───── Input data ─────
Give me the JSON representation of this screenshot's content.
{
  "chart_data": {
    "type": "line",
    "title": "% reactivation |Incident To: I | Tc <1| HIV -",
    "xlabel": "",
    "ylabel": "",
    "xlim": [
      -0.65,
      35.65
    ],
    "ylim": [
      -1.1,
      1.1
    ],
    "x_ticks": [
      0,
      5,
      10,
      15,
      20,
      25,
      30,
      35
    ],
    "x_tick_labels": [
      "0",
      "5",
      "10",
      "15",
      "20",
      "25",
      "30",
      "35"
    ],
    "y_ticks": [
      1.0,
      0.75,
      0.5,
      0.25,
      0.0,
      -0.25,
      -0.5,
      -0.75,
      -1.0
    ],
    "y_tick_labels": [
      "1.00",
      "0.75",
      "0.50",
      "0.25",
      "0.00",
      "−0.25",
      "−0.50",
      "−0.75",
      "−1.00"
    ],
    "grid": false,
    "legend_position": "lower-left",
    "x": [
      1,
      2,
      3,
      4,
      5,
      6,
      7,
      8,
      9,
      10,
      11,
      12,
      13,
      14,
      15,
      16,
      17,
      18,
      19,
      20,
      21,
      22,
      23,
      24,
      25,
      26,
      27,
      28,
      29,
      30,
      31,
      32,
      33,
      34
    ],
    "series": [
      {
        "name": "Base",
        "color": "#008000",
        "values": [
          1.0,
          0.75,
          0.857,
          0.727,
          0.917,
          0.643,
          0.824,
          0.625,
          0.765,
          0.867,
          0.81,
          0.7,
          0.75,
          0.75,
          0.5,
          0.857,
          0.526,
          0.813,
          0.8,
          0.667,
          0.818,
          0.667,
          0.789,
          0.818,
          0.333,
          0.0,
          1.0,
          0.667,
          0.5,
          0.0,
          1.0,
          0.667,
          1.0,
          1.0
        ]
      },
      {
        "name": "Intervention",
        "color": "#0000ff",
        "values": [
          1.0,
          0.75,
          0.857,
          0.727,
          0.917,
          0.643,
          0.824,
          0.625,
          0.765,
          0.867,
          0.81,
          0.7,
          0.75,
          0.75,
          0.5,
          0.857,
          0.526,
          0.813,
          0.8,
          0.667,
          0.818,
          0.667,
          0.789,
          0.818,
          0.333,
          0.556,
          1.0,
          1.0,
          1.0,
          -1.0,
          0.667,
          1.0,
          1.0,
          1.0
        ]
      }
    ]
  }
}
─────
Problem requirements
The entries above should be repeated exactly, every one of them.

Output for this exercise
Give me the JSON representation of this screenshot's content.
{
  "chart_data": {
    "type": "line",
    "title": "% reactivation |Incident To: I | Tc <1| HIV -",
    "xlabel": "",
    "ylabel": "",
    "xlim": [
      -0.65,
      35.65
    ],
    "ylim": [
      -1.1,
      1.1
    ],
    "x_ticks": [
      0,
      5,
      10,
      15,
      20,
      25,
      30,
      35
    ],
    "x_tick_labels": [
      "0",
      "5",
      "10",
      "15",
      "20",
      "25",
      "30",
      "35"
    ],
    "y_ticks": [
      1.0,
      0.75,
      0.5,
      0.25,
      0.0,
      -0.25,
      -0.5,
      -0.75,
      -1.0
    ],
    "y_tick_labels": [
      "1.00",
      "0.75",
      "0.50",
      "0.25",
      "0.00",
      "−0.25",
      "−0.50",
      "−0.75",
      "−1.00"
    ],
    "grid": false,
    "legend_position": "lower-left",
    "x": [
      1,
      2,
      3,
      4,
      5,
      6,
      7,
      8,
      9,
      10,
      11,
      12,
      13,
      14,
      15,
      16,
      17,
      18,
      19,
      20,
      21,
      22,
      23,
      24,
      25,
      26,
      27,
      28,
      29,
      30,
      31,
      32,
      33,
      34
    ],
    "series": [
      {
        "name": "Base",
        "color": "#008000",
        "values": [
          1.0,
          0.75,
          0.857,
          0.727,
          0.917,
          0.643,
          0.824,
          0.625,
          0.765,
          0.867,
          0.81,
          0.7,
          0.75,
          0.75,
          0.5,
          0.857,
          0.526,
          0.813,
          0.8,
          0.667,
          0.818,
          0.667,
          0.789,
          0.818,
          0.333,
          0.0,
          1.0,
          0.667,
          0.5,
          0.0,
          1.0,
          0.667,
          1.0,
          1.0
        ]
      },
      {
        "name": "Intervention",
        "color": "#0000ff",
        "values": [
          1.0,
          0.75,
          0.857,
          0.727,
          0.917,
          0.643,
          0.824,
          0.625,
          0.765,
          0.867,
          0.81,
          0.7,
          0.75,
          0.75,
          0.5,
          0.857,
          0.526,
          0.813,
          0.8,
          0.667,
          0.818,
          0.667,
          0.789,
          0.818,
          0.333,
          0.556,
          1.0,
          1.0,
          1.0,
          -1.0,
          0.667,
          1.0,
          1.0,
          1.0
        ]
      }
    ]
  }
}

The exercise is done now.